**PROBLEM TO SOLVE:** Pull out each row below that contains the string "boolean". Case counts.

**THE DATA:**
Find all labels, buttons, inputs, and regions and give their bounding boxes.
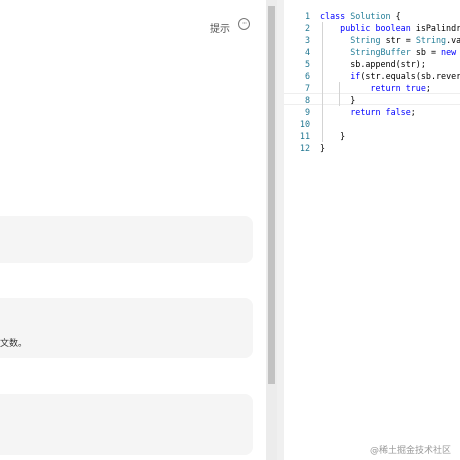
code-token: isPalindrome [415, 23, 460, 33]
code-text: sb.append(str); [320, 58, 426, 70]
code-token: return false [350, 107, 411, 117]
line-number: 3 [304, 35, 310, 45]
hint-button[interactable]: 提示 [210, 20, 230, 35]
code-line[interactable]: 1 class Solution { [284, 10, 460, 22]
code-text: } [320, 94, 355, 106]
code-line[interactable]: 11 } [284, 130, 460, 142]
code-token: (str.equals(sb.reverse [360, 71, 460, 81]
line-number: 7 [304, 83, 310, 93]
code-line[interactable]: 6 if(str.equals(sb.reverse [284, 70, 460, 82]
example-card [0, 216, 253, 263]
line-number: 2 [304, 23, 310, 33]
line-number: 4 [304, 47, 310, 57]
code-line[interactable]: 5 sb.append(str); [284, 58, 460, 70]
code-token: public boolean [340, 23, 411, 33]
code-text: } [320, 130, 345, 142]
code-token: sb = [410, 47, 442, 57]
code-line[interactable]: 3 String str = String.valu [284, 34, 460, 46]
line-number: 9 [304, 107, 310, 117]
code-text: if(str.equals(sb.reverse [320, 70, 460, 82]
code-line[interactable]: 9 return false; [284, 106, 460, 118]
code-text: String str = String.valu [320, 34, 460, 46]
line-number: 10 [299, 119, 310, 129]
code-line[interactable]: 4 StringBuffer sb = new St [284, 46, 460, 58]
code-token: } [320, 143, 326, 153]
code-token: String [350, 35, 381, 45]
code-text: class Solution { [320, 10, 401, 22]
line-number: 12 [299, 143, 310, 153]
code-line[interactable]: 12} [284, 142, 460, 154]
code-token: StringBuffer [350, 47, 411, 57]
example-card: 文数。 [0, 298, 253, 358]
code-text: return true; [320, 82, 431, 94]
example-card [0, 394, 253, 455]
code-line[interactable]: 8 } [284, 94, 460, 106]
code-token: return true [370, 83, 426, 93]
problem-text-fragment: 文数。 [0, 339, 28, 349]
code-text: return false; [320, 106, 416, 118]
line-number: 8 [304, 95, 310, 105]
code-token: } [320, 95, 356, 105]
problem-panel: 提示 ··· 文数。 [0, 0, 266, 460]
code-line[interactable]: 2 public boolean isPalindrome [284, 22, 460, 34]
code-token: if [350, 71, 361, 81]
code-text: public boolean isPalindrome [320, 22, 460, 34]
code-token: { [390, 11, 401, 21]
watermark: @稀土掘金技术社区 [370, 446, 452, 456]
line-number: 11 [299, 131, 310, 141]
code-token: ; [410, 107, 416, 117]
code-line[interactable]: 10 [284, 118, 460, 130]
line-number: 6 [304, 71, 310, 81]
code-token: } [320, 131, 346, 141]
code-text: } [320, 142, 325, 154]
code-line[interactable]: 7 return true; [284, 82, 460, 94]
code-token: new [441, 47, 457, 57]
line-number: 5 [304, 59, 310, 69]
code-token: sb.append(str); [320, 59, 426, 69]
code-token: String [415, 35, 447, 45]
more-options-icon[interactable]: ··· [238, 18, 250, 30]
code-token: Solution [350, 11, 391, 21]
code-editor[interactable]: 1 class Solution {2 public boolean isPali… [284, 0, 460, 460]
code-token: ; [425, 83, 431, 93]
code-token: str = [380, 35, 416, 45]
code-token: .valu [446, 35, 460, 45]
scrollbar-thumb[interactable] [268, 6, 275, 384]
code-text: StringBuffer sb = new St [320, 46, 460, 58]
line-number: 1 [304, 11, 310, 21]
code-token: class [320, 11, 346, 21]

...

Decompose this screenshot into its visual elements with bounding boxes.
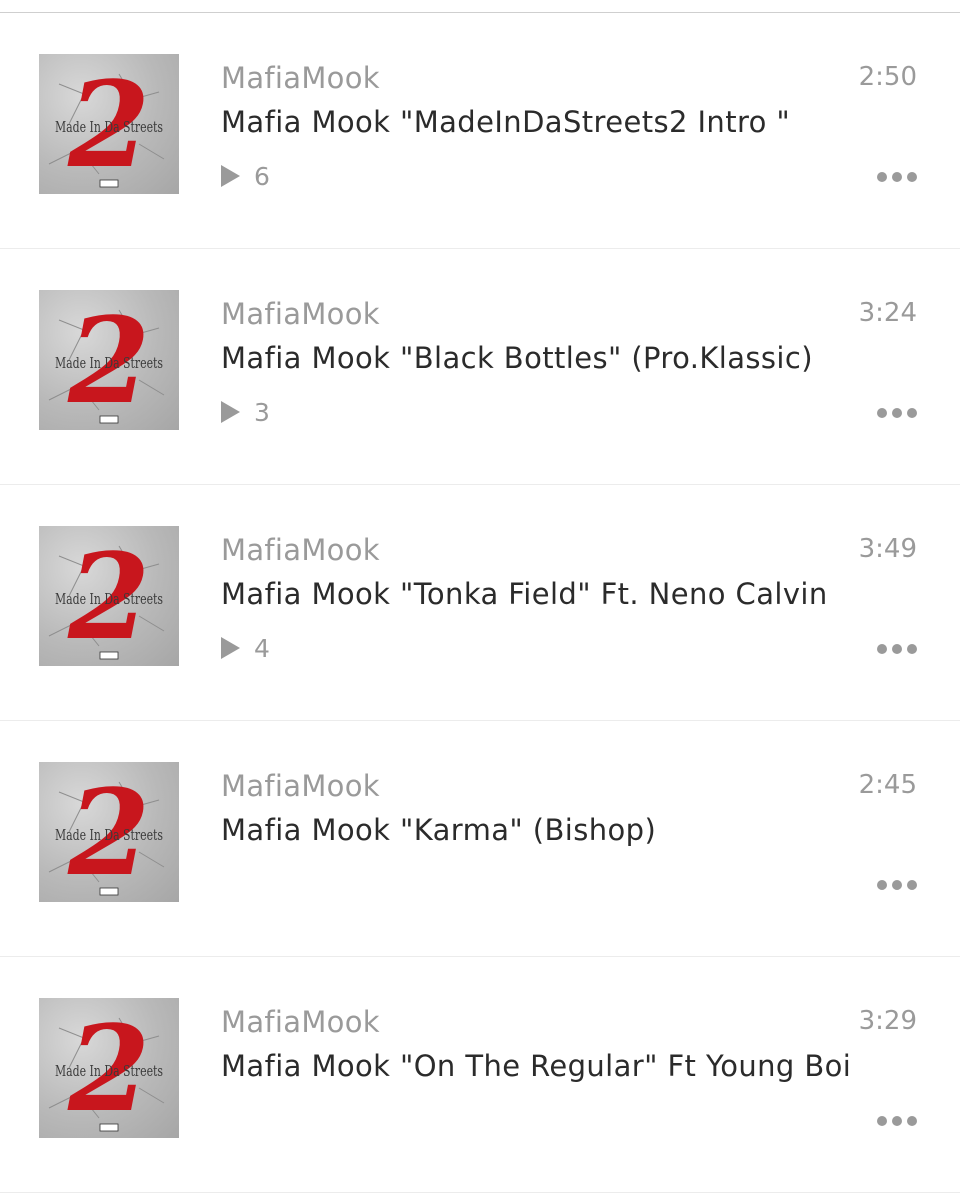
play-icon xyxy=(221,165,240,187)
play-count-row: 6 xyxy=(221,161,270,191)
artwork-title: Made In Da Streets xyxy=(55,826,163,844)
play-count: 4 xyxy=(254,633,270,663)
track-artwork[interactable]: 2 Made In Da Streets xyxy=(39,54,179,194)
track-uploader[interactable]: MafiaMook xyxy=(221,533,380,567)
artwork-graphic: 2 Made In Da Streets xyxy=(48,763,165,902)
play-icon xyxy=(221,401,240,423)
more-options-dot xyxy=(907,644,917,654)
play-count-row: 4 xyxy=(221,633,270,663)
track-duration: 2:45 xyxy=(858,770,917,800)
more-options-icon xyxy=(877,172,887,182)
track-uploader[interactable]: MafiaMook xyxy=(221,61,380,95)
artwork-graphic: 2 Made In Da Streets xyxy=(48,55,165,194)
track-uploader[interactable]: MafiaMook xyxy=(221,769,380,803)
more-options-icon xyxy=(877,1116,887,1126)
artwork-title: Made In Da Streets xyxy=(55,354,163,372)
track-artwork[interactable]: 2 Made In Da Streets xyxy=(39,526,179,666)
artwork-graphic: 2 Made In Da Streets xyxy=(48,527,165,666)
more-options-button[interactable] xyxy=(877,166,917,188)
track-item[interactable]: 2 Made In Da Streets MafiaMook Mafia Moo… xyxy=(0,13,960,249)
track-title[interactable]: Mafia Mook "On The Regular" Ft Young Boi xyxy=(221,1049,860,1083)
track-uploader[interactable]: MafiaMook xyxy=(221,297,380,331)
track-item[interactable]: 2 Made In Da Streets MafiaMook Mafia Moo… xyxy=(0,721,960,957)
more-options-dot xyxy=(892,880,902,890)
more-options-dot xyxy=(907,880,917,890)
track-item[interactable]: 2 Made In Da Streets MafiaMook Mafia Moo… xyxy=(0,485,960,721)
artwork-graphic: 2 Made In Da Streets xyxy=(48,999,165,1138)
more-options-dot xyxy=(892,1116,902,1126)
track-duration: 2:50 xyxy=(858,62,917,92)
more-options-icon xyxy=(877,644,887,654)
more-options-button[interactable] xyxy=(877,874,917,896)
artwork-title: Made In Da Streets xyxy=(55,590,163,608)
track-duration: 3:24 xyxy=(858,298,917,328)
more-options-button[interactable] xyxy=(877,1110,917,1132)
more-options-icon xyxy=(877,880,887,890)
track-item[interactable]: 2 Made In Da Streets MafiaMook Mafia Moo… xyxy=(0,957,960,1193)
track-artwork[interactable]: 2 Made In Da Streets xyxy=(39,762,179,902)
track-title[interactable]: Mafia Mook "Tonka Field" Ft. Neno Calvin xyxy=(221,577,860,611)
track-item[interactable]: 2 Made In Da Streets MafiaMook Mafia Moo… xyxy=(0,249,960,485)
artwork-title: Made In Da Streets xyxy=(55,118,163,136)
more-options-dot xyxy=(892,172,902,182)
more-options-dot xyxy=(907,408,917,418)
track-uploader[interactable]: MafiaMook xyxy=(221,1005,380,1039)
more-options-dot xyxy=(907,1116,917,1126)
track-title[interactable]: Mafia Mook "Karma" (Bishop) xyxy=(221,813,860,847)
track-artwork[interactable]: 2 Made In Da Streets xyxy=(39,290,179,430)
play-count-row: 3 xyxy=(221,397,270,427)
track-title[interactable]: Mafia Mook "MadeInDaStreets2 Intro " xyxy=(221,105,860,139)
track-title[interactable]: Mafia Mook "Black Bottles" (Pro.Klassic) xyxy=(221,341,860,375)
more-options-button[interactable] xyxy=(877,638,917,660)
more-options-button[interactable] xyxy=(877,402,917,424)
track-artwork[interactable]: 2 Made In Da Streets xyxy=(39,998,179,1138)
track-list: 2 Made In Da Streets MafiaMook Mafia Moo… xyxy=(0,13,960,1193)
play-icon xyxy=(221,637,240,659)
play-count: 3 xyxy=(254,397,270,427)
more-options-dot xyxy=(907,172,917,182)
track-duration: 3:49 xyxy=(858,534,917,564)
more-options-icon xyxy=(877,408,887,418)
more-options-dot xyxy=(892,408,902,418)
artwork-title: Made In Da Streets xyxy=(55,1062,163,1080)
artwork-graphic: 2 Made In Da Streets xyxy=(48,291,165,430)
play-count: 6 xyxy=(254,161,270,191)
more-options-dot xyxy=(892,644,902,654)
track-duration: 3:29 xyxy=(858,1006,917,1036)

**WRITTEN SOLUTION:**
code-token: public boolean [340, 23, 411, 33]
code-line[interactable]: 2 public boolean isPalindrome [284, 22, 460, 34]
code-text: public boolean isPalindrome [320, 22, 460, 34]
code-editor[interactable]: 1 class Solution {2 public boolean isPali… [284, 0, 460, 460]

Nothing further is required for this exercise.